[EXERCISE DIRECTIONS] Reproduce the listing below in full and without alteration, apart from its pictures.
# start of INFORMATION SHOWN
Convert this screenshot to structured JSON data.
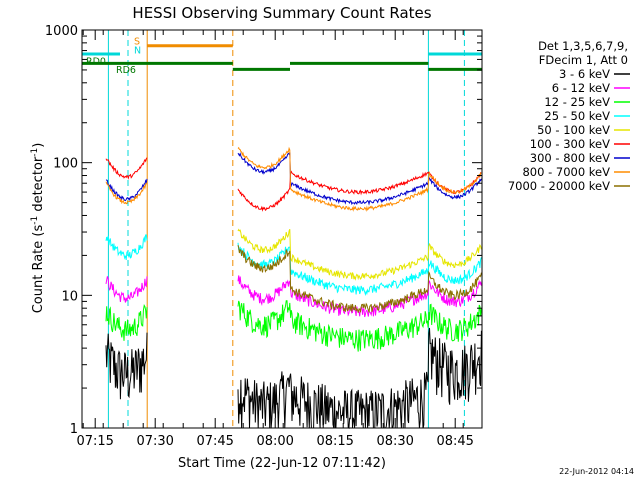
{
  "chart_data": {
    "type": "line",
    "title": "HESSI Observing Summary Count Rates",
    "xlabel": "Start Time (22-Jun-12 07:11:42)",
    "ylabel_main": "Count Rate (s",
    "ylabel_sup1": "-1",
    "ylabel_mid": " detector",
    "ylabel_sup2": "-1",
    "ylabel_end": ")",
    "y_scale": "log",
    "ylim": [
      1,
      1000
    ],
    "xlim_minutes": [
      0,
      100
    ],
    "y_ticks": [
      {
        "value": 1,
        "label": "1"
      },
      {
        "value": 10,
        "label": "10"
      },
      {
        "value": 100,
        "label": "100"
      },
      {
        "value": 1000,
        "label": "1000"
      }
    ],
    "x_ticks": [
      {
        "t": 3.3,
        "label": "07:15"
      },
      {
        "t": 18.3,
        "label": "07:30"
      },
      {
        "t": 33.3,
        "label": "07:45"
      },
      {
        "t": 48.3,
        "label": "08:00"
      },
      {
        "t": 63.3,
        "label": "08:15"
      },
      {
        "t": 78.3,
        "label": "08:30"
      },
      {
        "t": 93.3,
        "label": "08:45"
      }
    ],
    "vertical_markers": [
      {
        "t": 6.6,
        "style": "solid",
        "color": "#00d8d8"
      },
      {
        "t": 11.5,
        "style": "dashed",
        "color": "#00d8d8"
      },
      {
        "t": 16.3,
        "style": "solid",
        "color": "#f08c00"
      },
      {
        "t": 37.7,
        "style": "dashed",
        "color": "#f08c00"
      },
      {
        "t": 86.6,
        "style": "solid",
        "color": "#00d8d8"
      },
      {
        "t": 95.6,
        "style": "dashed",
        "color": "#00d8d8"
      }
    ],
    "state_bars": [
      {
        "t0": 0,
        "t1": 9.5,
        "level": 660,
        "color": "#00d8d8"
      },
      {
        "t0": 16.3,
        "t1": 37.7,
        "level": 760,
        "color": "#f08c00"
      },
      {
        "t0": 86.6,
        "t1": 100,
        "level": 660,
        "color": "#00d8d8"
      },
      {
        "t0": 0,
        "t1": 37.7,
        "level": 560,
        "color": "#007700"
      },
      {
        "t0": 37.7,
        "t1": 52,
        "level": 505,
        "color": "#007700"
      },
      {
        "t0": 52,
        "t1": 86.6,
        "level": 560,
        "color": "#007700"
      },
      {
        "t0": 86.6,
        "t1": 100,
        "level": 505,
        "color": "#007700"
      }
    ],
    "state_labels": [
      {
        "text": "RD0",
        "color": "#007700",
        "t": 1.0,
        "level": 580
      },
      {
        "text": "RD6",
        "color": "#007700",
        "t": 8.5,
        "level": 500
      },
      {
        "text": "S",
        "color": "#f08c00",
        "t": 13.0,
        "level": 820
      },
      {
        "text": "N",
        "color": "#00d8d8",
        "t": 13.0,
        "level": 700
      }
    ],
    "segments": [
      {
        "t0": 6.0,
        "t1": 16.3
      },
      {
        "t0": 39.0,
        "t1": 100
      }
    ],
    "legend_header": [
      "Det 1,3,5,6,7,9,",
      "FDecim 1, Att 0"
    ],
    "series": [
      {
        "name": "3 - 6 keV",
        "color": "#000000",
        "base": [
          2.6,
          1.5,
          1.3,
          2.8
        ],
        "noise": 0.5,
        "rise": 0.3
      },
      {
        "name": "6 - 12 keV",
        "color": "#ff00ff",
        "base": [
          9.5,
          9.5,
          7.5,
          9.0
        ],
        "noise": 0.1,
        "rise": 0.15
      },
      {
        "name": "12 - 25 keV",
        "color": "#00ff00",
        "base": [
          5.5,
          6.0,
          4.7,
          5.5
        ],
        "noise": 0.2,
        "rise": 0.2
      },
      {
        "name": "25 - 50 keV",
        "color": "#00ffff",
        "base": [
          20,
          17,
          11,
          13
        ],
        "noise": 0.08,
        "rise": 0.2
      },
      {
        "name": "50 - 100 keV",
        "color": "#e6e600",
        "base": [
          0,
          22,
          14,
          17
        ],
        "noise": 0.06,
        "rise": 0.2
      },
      {
        "name": "100 - 300 keV",
        "color": "#ff0000",
        "base": [
          78,
          45,
          60,
          60
        ],
        "noise": 0.03,
        "rise": 0.25
      },
      {
        "name": "300 - 800 keV",
        "color": "#0000cc",
        "base": [
          53,
          85,
          50,
          55
        ],
        "noise": 0.03,
        "rise": 0.25
      },
      {
        "name": "800 - 7000 keV",
        "color": "#ff8c00",
        "base": [
          50,
          92,
          45,
          60
        ],
        "noise": 0.03,
        "rise": 0.25
      },
      {
        "name": "7000 - 20000 keV",
        "color": "#8b6f00",
        "base": [
          0,
          16,
          8,
          10
        ],
        "noise": 0.08,
        "rise": 0.2
      }
    ],
    "legend_placement": "right"
  },
  "timestamp": "22-Jun-2012 04:14"
}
# end of INFORMATION SHOWN
[EXERCISE RESULT]
Convert this screenshot to structured JSON data.
{
  "chart_data": {
    "type": "line",
    "title": "HESSI Observing Summary Count Rates",
    "xlabel": "Start Time (22-Jun-12 07:11:42)",
    "ylabel_main": "Count Rate (s",
    "ylabel_sup1": "-1",
    "ylabel_mid": " detector",
    "ylabel_sup2": "-1",
    "ylabel_end": ")",
    "y_scale": "log",
    "ylim": [
      1,
      1000
    ],
    "xlim_minutes": [
      0,
      100
    ],
    "y_ticks": [
      {
        "value": 1,
        "label": "1"
      },
      {
        "value": 10,
        "label": "10"
      },
      {
        "value": 100,
        "label": "100"
      },
      {
        "value": 1000,
        "label": "1000"
      }
    ],
    "x_ticks": [
      {
        "t": 3.3,
        "label": "07:15"
      },
      {
        "t": 18.3,
        "label": "07:30"
      },
      {
        "t": 33.3,
        "label": "07:45"
      },
      {
        "t": 48.3,
        "label": "08:00"
      },
      {
        "t": 63.3,
        "label": "08:15"
      },
      {
        "t": 78.3,
        "label": "08:30"
      },
      {
        "t": 93.3,
        "label": "08:45"
      }
    ],
    "vertical_markers": [
      {
        "t": 6.6,
        "style": "solid",
        "color": "#00d8d8"
      },
      {
        "t": 11.5,
        "style": "dashed",
        "color": "#00d8d8"
      },
      {
        "t": 16.3,
        "style": "solid",
        "color": "#f08c00"
      },
      {
        "t": 37.7,
        "style": "dashed",
        "color": "#f08c00"
      },
      {
        "t": 86.6,
        "style": "solid",
        "color": "#00d8d8"
      },
      {
        "t": 95.6,
        "style": "dashed",
        "color": "#00d8d8"
      }
    ],
    "state_bars": [
      {
        "t0": 0,
        "t1": 9.5,
        "level": 660,
        "color": "#00d8d8"
      },
      {
        "t0": 16.3,
        "t1": 37.7,
        "level": 760,
        "color": "#f08c00"
      },
      {
        "t0": 86.6,
        "t1": 100,
        "level": 660,
        "color": "#00d8d8"
      },
      {
        "t0": 0,
        "t1": 37.7,
        "level": 560,
        "color": "#007700"
      },
      {
        "t0": 37.7,
        "t1": 52,
        "level": 505,
        "color": "#007700"
      },
      {
        "t0": 52,
        "t1": 86.6,
        "level": 560,
        "color": "#007700"
      },
      {
        "t0": 86.6,
        "t1": 100,
        "level": 505,
        "color": "#007700"
      }
    ],
    "state_labels": [
      {
        "text": "RD0",
        "color": "#007700",
        "t": 1.0,
        "level": 580
      },
      {
        "text": "RD6",
        "color": "#007700",
        "t": 8.5,
        "level": 500
      },
      {
        "text": "S",
        "color": "#f08c00",
        "t": 13.0,
        "level": 820
      },
      {
        "text": "N",
        "color": "#00d8d8",
        "t": 13.0,
        "level": 700
      }
    ],
    "segments": [
      {
        "t0": 6.0,
        "t1": 16.3
      },
      {
        "t0": 39.0,
        "t1": 100
      }
    ],
    "legend_header": [
      "Det 1,3,5,6,7,9,",
      "FDecim 1, Att 0"
    ],
    "series": [
      {
        "name": "3 - 6 keV",
        "color": "#000000",
        "base": [
          2.6,
          1.5,
          1.3,
          2.8
        ],
        "noise": 0.5,
        "rise": 0.3
      },
      {
        "name": "6 - 12 keV",
        "color": "#ff00ff",
        "base": [
          9.5,
          9.5,
          7.5,
          9.0
        ],
        "noise": 0.1,
        "rise": 0.15
      },
      {
        "name": "12 - 25 keV",
        "color": "#00ff00",
        "base": [
          5.5,
          6.0,
          4.7,
          5.5
        ],
        "noise": 0.2,
        "rise": 0.2
      },
      {
        "name": "25 - 50 keV",
        "color": "#00ffff",
        "base": [
          20,
          17,
          11,
          13
        ],
        "noise": 0.08,
        "rise": 0.2
      },
      {
        "name": "50 - 100 keV",
        "color": "#e6e600",
        "base": [
          0,
          22,
          14,
          17
        ],
        "noise": 0.06,
        "rise": 0.2
      },
      {
        "name": "100 - 300 keV",
        "color": "#ff0000",
        "base": [
          78,
          45,
          60,
          60
        ],
        "noise": 0.03,
        "rise": 0.25
      },
      {
        "name": "300 - 800 keV",
        "color": "#0000cc",
        "base": [
          53,
          85,
          50,
          55
        ],
        "noise": 0.03,
        "rise": 0.25
      },
      {
        "name": "800 - 7000 keV",
        "color": "#ff8c00",
        "base": [
          50,
          92,
          45,
          60
        ],
        "noise": 0.03,
        "rise": 0.25
      },
      {
        "name": "7000 - 20000 keV",
        "color": "#8b6f00",
        "base": [
          0,
          16,
          8,
          10
        ],
        "noise": 0.08,
        "rise": 0.2
      }
    ],
    "legend_placement": "right"
  },
  "timestamp": "22-Jun-2012 04:14"
}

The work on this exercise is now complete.